◆ **Short exercise**
Copy out, character for character, the stretch of the listing from the line containing "282, 701, 295]" through the line containing "413, 527, 428]", with both of those lines included.

◆ **Records for processing**
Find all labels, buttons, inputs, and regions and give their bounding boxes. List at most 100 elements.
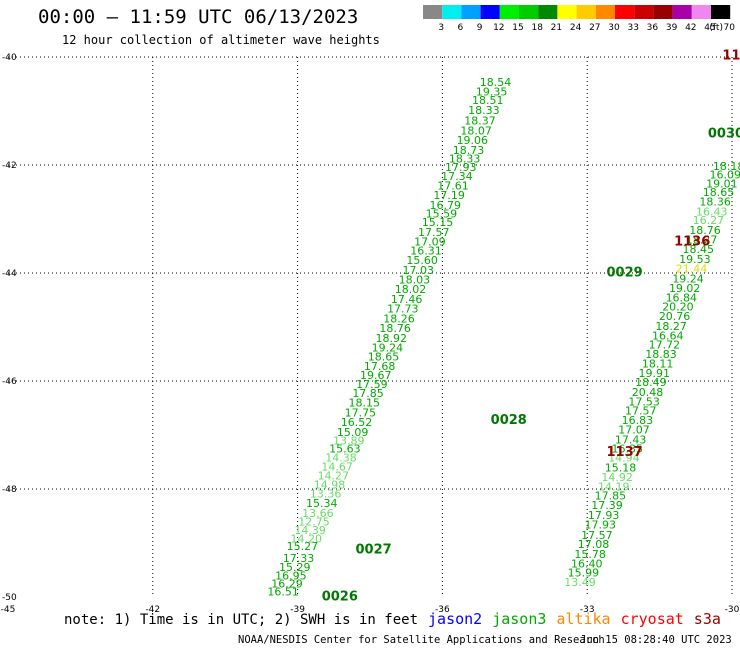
swh-value: 19.02	[669, 282, 701, 295]
swh-value: 16.35	[612, 443, 644, 456]
legend-swatch	[691, 5, 711, 19]
satellite-jason2: jason2	[428, 610, 483, 628]
swh-value: 17.59	[356, 378, 388, 391]
swh-value: 18.92	[375, 332, 407, 345]
generated-timestamp: Jun 15 08:28:40 UTC 2023	[580, 634, 732, 646]
swh-value: 17.73	[387, 303, 419, 316]
swh-value: 18.07	[460, 124, 492, 137]
legend-swatch	[423, 5, 443, 19]
footer-note: note: 1) Time is in UTC; 2) SWH is in fe…	[64, 610, 721, 628]
swh-value: 13.36	[310, 487, 342, 500]
swh-points: 16.5116.2916.9515.2917.3315.2714.2014.39…	[267, 76, 740, 599]
swh-value: 18.27	[686, 234, 718, 247]
swh-value: 20.76	[659, 310, 691, 323]
swh-value: 21.44	[676, 263, 708, 276]
swh-value: 14.92	[601, 471, 633, 484]
legend-label: 6	[458, 23, 464, 33]
swh-value: 17.68	[364, 360, 396, 373]
swh-value: 13.89	[333, 434, 365, 447]
swh-value: 19.91	[639, 367, 671, 380]
swh-value: 15.99	[568, 567, 600, 580]
swh-value: 17.75	[345, 406, 377, 419]
swh-value: 14.94	[608, 452, 640, 465]
swh-value: 15.60	[406, 254, 438, 267]
swh-value: 17.85	[595, 489, 627, 502]
swh-value: 17.53	[628, 396, 660, 409]
legend-swatch	[634, 5, 654, 19]
swh-value: 16.84	[666, 291, 698, 304]
swh-value: 17.61	[437, 180, 469, 193]
swh-value: 18.27	[655, 320, 687, 333]
pass-label: 0030	[708, 127, 740, 142]
color-legend: 3 6 9 12 15 18 21 24 27 30 33 36 39 42 45 70(ft)	[423, 5, 735, 33]
legend-swatch	[711, 5, 731, 19]
swh-value: 17.46	[391, 293, 423, 306]
note-text: note: 1) Time is in UTC; 2) SWH is in fe…	[64, 612, 419, 628]
legend-label: 24	[570, 23, 582, 33]
swh-value: 17.57	[581, 529, 613, 542]
legend-unit: (ft)	[709, 23, 723, 33]
legend-swatch	[519, 5, 539, 19]
pass-label: 0028	[491, 413, 527, 428]
swh-value: 16.52	[341, 416, 373, 429]
swh-value: 18.76	[689, 224, 721, 237]
y-tick-label: -46	[2, 377, 17, 387]
swh-value: 16.79	[430, 199, 462, 212]
x-tick-label: -39	[290, 605, 305, 615]
satellite-altika: altika	[556, 610, 611, 628]
swh-value: 16.31	[410, 244, 442, 257]
swh-value: 14.67	[321, 460, 353, 473]
swh-value: 18.65	[703, 186, 735, 199]
legend-label: 30	[608, 23, 620, 33]
legend-swatch	[595, 5, 615, 19]
swh-value: 18.36	[699, 196, 731, 209]
satellite-s3a: s3a	[693, 610, 721, 628]
swh-value: 15.63	[329, 443, 361, 456]
swh-value: 15.09	[337, 426, 369, 439]
swh-value: 17.57	[625, 405, 657, 418]
swh-value: 16.95	[275, 569, 307, 582]
legend-label: 12	[493, 23, 504, 33]
swh-value: 17.72	[649, 338, 681, 351]
legend-swatch	[672, 5, 692, 19]
swh-value: 18.02	[395, 283, 427, 296]
pass-labels: 0026 0027 0028 0029 0030 1136 1137 11	[322, 48, 740, 604]
swh-value: 18.33	[449, 153, 481, 166]
swh-value: 15.27	[287, 540, 319, 553]
y-tick-label: -42	[2, 161, 17, 171]
legend-swatch	[442, 5, 462, 19]
swh-value: 18.37	[464, 115, 496, 128]
x-tick-label: -42	[145, 605, 160, 615]
legend-swatch	[653, 5, 673, 19]
swh-value: 16.64	[652, 330, 684, 343]
swh-value: 16.51	[267, 586, 299, 599]
swh-value: 17.03	[403, 264, 435, 277]
swh-value: 18.83	[645, 348, 677, 361]
legend-swatch	[538, 5, 558, 19]
swh-value: 16.83	[622, 414, 654, 427]
swh-value: 17.39	[591, 499, 623, 512]
pass-label: 0029	[607, 265, 643, 280]
swh-value: 14.39	[294, 524, 326, 537]
legend-label: 15	[512, 23, 523, 33]
legend-swatch	[615, 5, 635, 19]
swh-value: 19.67	[360, 369, 392, 382]
swh-value: 17.93	[584, 519, 616, 532]
pass-label: 1137	[607, 445, 643, 460]
swh-value: 19.06	[457, 134, 489, 147]
legend-swatch	[461, 5, 481, 19]
pass-label: 1136	[674, 235, 710, 250]
swh-value: 18.76	[379, 322, 411, 335]
swh-value: 17.93	[445, 161, 477, 174]
swh-value: 18.18	[713, 160, 740, 173]
swh-value: 14.20	[291, 533, 323, 546]
legend-swatch	[480, 5, 500, 19]
swh-value: 17.43	[615, 433, 647, 446]
swh-value: 17.08	[578, 538, 610, 551]
swh-value: 14.98	[314, 479, 346, 492]
swh-value: 18.51	[472, 94, 504, 107]
swh-value: 14.38	[325, 452, 357, 465]
swh-value: 19.01	[706, 177, 738, 190]
swh-value: 18.15	[348, 397, 380, 410]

◆ **Expected answer**
swh-value: 19.02	[669, 282, 701, 295]
swh-value: 16.35	[612, 443, 644, 456]
legend-swatch	[691, 5, 711, 19]
satellite-jason2: jason2	[428, 610, 483, 628]
swh-value: 17.59	[356, 378, 388, 391]
swh-value: 18.92	[375, 332, 407, 345]
generated-timestamp: Jun 15 08:28:40 UTC 2023	[580, 634, 732, 646]
swh-value: 17.73	[387, 303, 419, 316]
swh-value: 18.07	[460, 124, 492, 137]
legend-swatch	[423, 5, 443, 19]
footer-note: note: 1) Time is in UTC; 2) SWH is in fe…	[64, 610, 721, 628]
swh-value: 13.36	[310, 487, 342, 500]
swh-points: 16.5116.2916.9515.2917.3315.2714.2014.39…	[267, 76, 740, 599]
swh-value: 18.27	[686, 234, 718, 247]
swh-value: 20.76	[659, 310, 691, 323]
swh-value: 21.44	[676, 263, 708, 276]
swh-value: 14.92	[601, 471, 633, 484]
legend-label: 6	[458, 23, 464, 33]
swh-value: 17.68	[364, 360, 396, 373]
swh-value: 13.89	[333, 434, 365, 447]
swh-value: 19.91	[639, 367, 671, 380]
swh-value: 15.99	[568, 567, 600, 580]
swh-value: 17.75	[345, 406, 377, 419]
swh-value: 14.94	[608, 452, 640, 465]
swh-value: 15.60	[406, 254, 438, 267]
swh-value: 17.85	[595, 489, 627, 502]
swh-value: 17.53	[628, 396, 660, 409]
legend-swatch	[634, 5, 654, 19]
swh-value: 16.84	[666, 291, 698, 304]
swh-value: 17.61	[437, 180, 469, 193]
swh-value: 18.27	[655, 320, 687, 333]
pass-label: 0030	[708, 127, 740, 142]
color-legend: 3 6 9 12 15 18 21 24 27 30 33 36 39 42 45 70(ft)	[423, 5, 735, 33]
legend-swatch	[711, 5, 731, 19]
swh-value: 17.46	[391, 293, 423, 306]
note-text: note: 1) Time is in UTC; 2) SWH is in fe…	[64, 612, 419, 628]
legend-label: 24	[570, 23, 582, 33]
swh-value: 17.57	[581, 529, 613, 542]
legend-unit: (ft)	[709, 23, 723, 33]
legend-swatch	[519, 5, 539, 19]
pass-label: 0028	[491, 413, 527, 428]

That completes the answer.